*** EXERCISE MATERIAL

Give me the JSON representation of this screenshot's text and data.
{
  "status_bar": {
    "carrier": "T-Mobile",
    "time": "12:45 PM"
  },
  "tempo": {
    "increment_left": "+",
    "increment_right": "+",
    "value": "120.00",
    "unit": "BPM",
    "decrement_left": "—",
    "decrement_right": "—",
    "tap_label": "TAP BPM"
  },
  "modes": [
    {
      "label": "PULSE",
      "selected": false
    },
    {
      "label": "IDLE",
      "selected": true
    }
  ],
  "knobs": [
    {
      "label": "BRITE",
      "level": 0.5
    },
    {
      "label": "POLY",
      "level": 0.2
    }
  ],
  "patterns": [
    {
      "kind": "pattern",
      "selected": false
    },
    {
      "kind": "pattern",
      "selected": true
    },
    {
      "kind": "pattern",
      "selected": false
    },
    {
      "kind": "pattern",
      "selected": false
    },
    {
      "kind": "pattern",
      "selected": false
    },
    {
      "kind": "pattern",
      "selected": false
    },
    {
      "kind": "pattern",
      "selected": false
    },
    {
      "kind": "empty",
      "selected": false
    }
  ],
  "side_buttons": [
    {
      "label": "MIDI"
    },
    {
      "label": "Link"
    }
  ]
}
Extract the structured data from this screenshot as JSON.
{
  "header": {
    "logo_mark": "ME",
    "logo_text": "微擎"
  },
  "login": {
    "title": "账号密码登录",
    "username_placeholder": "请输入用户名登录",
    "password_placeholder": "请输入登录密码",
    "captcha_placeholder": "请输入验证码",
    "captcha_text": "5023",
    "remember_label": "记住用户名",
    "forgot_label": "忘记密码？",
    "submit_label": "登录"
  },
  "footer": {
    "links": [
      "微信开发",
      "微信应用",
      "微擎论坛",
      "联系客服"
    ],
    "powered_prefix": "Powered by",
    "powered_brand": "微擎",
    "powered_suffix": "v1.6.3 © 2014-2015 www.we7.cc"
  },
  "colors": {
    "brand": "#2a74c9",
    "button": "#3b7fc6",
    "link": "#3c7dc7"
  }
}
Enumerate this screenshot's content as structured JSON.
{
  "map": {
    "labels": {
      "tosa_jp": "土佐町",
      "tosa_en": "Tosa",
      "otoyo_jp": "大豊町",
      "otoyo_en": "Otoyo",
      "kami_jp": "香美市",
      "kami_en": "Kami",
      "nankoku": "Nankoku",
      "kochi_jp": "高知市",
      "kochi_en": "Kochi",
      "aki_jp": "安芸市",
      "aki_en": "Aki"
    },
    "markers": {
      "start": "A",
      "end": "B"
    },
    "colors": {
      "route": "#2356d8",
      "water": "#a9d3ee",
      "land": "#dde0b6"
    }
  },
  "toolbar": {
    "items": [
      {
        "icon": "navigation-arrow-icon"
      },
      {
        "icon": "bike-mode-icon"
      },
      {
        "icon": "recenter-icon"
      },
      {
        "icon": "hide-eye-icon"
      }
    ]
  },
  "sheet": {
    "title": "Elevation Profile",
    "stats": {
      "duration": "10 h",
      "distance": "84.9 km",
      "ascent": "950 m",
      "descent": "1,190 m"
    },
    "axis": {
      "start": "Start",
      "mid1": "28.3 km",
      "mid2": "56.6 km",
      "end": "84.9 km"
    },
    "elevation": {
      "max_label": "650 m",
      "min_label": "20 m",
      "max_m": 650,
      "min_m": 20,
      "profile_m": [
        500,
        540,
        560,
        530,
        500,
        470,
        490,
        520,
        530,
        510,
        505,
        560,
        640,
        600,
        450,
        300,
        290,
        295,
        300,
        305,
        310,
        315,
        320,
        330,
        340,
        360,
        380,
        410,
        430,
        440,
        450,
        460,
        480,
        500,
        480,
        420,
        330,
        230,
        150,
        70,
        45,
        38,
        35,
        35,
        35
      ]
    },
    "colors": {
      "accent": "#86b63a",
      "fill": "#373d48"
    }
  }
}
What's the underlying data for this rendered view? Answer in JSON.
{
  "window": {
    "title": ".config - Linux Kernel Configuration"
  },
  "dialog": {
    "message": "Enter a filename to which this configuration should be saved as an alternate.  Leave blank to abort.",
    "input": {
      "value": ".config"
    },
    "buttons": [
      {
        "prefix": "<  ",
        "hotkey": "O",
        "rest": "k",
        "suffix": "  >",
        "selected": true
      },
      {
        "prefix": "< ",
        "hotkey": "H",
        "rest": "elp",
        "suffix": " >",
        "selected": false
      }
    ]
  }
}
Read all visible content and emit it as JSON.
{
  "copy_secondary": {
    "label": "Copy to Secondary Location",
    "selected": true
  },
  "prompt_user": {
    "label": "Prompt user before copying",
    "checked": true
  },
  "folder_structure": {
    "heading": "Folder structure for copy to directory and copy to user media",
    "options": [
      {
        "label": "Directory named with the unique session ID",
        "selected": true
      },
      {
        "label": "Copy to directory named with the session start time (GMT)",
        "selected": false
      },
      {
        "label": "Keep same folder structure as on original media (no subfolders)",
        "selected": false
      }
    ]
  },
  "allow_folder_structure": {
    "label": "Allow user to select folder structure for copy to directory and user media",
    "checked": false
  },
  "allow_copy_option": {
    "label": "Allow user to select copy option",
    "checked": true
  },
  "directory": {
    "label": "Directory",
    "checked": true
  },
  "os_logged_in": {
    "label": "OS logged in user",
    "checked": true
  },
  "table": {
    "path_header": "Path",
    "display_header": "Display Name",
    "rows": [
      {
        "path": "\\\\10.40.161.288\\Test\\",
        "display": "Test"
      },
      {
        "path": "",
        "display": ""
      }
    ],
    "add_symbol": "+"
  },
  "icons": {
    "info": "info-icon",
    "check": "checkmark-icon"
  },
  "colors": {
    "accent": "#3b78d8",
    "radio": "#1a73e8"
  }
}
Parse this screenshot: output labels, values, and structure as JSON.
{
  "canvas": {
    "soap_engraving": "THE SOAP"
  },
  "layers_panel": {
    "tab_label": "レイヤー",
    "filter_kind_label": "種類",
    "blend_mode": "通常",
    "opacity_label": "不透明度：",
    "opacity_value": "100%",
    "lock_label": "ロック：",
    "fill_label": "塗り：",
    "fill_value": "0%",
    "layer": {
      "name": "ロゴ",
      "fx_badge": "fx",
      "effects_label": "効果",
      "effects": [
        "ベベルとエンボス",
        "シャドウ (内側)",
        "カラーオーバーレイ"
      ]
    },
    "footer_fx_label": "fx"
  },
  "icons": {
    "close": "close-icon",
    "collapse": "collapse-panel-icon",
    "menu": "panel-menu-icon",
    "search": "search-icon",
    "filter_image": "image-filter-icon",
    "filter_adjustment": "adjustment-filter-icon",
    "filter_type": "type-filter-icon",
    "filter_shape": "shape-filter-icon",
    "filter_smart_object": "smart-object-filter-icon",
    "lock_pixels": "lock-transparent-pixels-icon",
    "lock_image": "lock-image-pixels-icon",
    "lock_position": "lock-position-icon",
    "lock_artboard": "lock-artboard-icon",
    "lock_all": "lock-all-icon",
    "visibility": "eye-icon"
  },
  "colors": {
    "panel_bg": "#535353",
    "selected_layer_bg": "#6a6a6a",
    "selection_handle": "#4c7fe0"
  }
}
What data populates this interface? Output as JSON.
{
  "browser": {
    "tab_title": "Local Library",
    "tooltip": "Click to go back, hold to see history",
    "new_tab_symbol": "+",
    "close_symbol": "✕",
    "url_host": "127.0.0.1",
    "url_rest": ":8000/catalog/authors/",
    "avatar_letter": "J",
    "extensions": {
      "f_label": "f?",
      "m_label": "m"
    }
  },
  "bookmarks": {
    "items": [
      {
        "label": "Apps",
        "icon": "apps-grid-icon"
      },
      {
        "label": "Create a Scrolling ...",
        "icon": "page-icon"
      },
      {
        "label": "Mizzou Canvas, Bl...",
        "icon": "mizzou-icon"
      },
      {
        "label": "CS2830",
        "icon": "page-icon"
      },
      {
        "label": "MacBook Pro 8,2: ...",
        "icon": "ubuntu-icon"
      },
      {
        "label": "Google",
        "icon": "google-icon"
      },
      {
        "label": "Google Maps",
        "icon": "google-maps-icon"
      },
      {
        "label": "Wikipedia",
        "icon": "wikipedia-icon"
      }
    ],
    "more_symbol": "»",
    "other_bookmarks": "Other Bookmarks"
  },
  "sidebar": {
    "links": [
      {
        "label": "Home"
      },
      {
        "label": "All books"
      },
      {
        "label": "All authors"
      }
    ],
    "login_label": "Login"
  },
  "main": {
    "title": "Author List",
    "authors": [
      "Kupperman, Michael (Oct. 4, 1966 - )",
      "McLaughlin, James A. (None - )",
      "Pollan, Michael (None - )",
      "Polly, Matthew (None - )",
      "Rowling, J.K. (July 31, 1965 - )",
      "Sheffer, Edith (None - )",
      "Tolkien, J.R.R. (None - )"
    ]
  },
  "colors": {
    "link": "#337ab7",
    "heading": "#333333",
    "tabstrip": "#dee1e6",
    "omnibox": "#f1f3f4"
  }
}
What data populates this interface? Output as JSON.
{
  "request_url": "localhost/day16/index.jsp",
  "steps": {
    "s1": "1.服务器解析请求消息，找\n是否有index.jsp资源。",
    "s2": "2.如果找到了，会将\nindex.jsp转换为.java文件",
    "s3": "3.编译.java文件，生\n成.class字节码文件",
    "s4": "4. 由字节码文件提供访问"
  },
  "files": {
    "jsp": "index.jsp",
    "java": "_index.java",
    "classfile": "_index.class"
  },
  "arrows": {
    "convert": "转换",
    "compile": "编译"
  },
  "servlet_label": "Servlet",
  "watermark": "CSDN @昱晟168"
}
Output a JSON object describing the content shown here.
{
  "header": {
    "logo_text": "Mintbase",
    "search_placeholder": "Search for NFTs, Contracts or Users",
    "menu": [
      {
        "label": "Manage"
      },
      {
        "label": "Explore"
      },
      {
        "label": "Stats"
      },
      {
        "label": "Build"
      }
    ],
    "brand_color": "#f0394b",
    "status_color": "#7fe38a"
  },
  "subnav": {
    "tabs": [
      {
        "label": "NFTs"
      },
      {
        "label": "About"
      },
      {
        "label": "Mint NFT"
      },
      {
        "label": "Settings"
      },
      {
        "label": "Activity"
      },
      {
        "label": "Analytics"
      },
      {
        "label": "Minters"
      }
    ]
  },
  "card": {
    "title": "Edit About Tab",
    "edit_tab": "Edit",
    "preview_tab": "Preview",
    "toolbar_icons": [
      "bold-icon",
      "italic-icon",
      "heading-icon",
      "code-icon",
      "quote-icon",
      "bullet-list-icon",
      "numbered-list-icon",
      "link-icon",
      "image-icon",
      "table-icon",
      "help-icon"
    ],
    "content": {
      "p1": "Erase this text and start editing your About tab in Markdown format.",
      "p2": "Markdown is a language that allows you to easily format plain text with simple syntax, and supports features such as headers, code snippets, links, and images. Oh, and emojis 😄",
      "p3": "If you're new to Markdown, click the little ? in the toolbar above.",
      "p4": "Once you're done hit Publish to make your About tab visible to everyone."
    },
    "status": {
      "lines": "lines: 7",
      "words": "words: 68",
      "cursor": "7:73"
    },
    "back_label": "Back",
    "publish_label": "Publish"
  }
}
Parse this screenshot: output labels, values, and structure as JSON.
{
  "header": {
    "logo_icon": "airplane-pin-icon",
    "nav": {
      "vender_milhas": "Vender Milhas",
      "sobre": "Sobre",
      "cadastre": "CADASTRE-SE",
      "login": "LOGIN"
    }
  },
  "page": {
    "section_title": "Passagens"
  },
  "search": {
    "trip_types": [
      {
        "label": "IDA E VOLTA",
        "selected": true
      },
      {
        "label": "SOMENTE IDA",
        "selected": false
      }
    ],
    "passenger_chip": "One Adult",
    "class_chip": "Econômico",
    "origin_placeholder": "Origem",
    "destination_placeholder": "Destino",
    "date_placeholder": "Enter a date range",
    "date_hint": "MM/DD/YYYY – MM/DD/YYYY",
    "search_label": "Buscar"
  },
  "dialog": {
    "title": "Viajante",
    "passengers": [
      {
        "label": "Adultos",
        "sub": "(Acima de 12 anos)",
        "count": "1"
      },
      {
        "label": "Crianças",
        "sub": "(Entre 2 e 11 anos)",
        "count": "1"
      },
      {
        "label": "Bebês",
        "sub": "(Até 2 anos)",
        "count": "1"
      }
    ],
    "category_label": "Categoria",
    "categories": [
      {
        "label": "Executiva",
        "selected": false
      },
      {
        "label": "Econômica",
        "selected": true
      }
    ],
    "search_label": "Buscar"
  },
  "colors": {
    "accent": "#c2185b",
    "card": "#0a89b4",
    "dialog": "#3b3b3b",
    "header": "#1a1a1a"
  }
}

******

◆ TASK DETAILS ◆
In the records above, locate the lines holding the word "this". Copy each of them.

◆ ANSWER TO THE TASK ◆
Give me the JSON representation of this screenshot's text and data.
Extract the structured data from this screenshot as JSON.
Enumerate this screenshot's content as structured JSON.
What's the underlying data for this rendered view? Answer in JSON.
    "message": "Enter a filename to which this configuration should be saved as an alternate.  Leave blank to abort.",
Parse this screenshot: output labels, values, and structure as JSON.
What data populates this interface? Output as JSON.
What data populates this interface? Output as JSON.
      "p1": "Erase this text and start editing your About tab in Markdown format.",
Parse this screenshot: output labels, values, and structure as JSON.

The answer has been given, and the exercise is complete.